◆ Records from a data source
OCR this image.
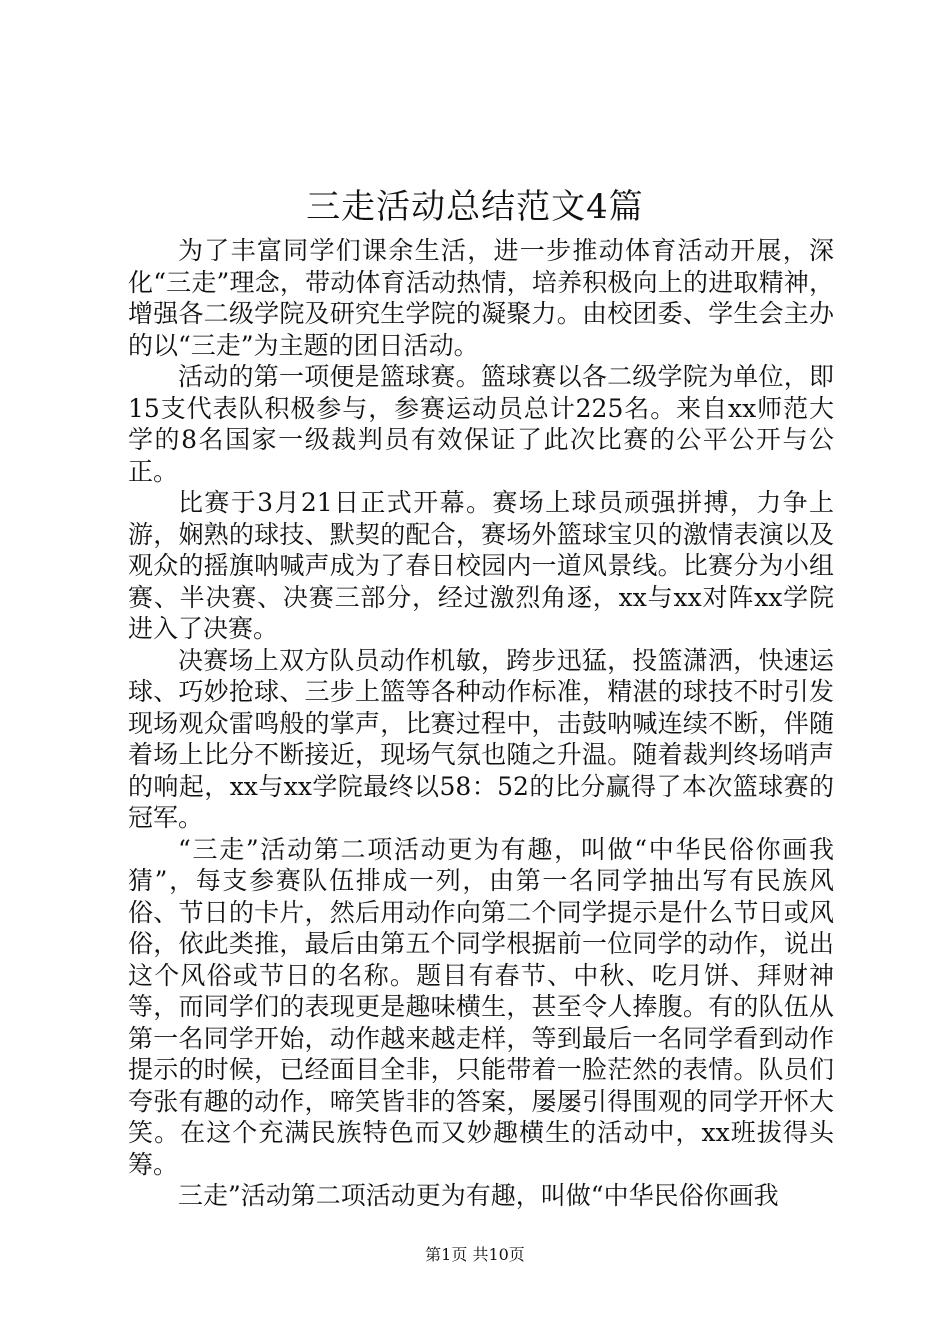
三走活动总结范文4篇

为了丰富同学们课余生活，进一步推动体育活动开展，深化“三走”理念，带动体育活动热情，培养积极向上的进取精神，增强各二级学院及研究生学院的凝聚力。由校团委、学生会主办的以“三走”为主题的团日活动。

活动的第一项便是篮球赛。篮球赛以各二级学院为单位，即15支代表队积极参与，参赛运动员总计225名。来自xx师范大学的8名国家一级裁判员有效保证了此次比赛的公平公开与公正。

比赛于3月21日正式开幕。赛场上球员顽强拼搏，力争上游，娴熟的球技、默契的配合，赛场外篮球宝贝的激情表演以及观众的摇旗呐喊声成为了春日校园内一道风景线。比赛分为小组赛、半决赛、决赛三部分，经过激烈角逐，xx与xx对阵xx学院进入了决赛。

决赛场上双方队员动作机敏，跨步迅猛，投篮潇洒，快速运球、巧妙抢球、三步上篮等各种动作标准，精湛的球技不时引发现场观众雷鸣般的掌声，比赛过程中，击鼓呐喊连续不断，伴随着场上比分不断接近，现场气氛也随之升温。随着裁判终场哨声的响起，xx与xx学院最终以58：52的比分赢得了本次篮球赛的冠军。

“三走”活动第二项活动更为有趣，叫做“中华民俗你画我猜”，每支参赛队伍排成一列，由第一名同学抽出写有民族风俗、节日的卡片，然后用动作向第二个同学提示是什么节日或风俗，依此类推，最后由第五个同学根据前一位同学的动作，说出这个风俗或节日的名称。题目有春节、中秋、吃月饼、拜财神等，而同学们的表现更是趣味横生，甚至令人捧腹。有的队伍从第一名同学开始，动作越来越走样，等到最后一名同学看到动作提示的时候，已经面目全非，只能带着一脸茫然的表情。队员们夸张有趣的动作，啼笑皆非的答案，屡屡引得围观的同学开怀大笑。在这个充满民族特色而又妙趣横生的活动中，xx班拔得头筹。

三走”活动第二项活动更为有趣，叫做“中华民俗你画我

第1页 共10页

◆ Directions for this task
Take the listing and print it again exactly, but without any pictures.

◆ The result
OCR this image.
三走活动总结范文4篇

为了丰富同学们课余生活，进一步推动体育活动开展，深化“三走”理念，带动体育活动热情，培养积极向上的进取精神，增强各二级学院及研究生学院的凝聚力。由校团委、学生会主办的以“三走”为主题的团日活动。

活动的第一项便是篮球赛。篮球赛以各二级学院为单位，即15支代表队积极参与，参赛运动员总计225名。来自xx师范大学的8名国家一级裁判员有效保证了此次比赛的公平公开与公正。

比赛于3月21日正式开幕。赛场上球员顽强拼搏，力争上游，娴熟的球技、默契的配合，赛场外篮球宝贝的激情表演以及观众的摇旗呐喊声成为了春日校园内一道风景线。比赛分为小组赛、半决赛、决赛三部分，经过激烈角逐，xx与xx对阵xx学院进入了决赛。

决赛场上双方队员动作机敏，跨步迅猛，投篮潇洒，快速运球、巧妙抢球、三步上篮等各种动作标准，精湛的球技不时引发现场观众雷鸣般的掌声，比赛过程中，击鼓呐喊连续不断，伴随着场上比分不断接近，现场气氛也随之升温。随着裁判终场哨声的响起，xx与xx学院最终以58：52的比分赢得了本次篮球赛的冠军。

“三走”活动第二项活动更为有趣，叫做“中华民俗你画我猜”，每支参赛队伍排成一列，由第一名同学抽出写有民族风俗、节日的卡片，然后用动作向第二个同学提示是什么节日或风俗，依此类推，最后由第五个同学根据前一位同学的动作，说出这个风俗或节日的名称。题目有春节、中秋、吃月饼、拜财神等，而同学们的表现更是趣味横生，甚至令人捧腹。有的队伍从第一名同学开始，动作越来越走样，等到最后一名同学看到动作提示的时候，已经面目全非，只能带着一脸茫然的表情。队员们夸张有趣的动作，啼笑皆非的答案，屡屡引得围观的同学开怀大笑。在这个充满民族特色而又妙趣横生的活动中，xx班拔得头筹。

三走”活动第二项活动更为有趣，叫做“中华民俗你画我

第1页 共10页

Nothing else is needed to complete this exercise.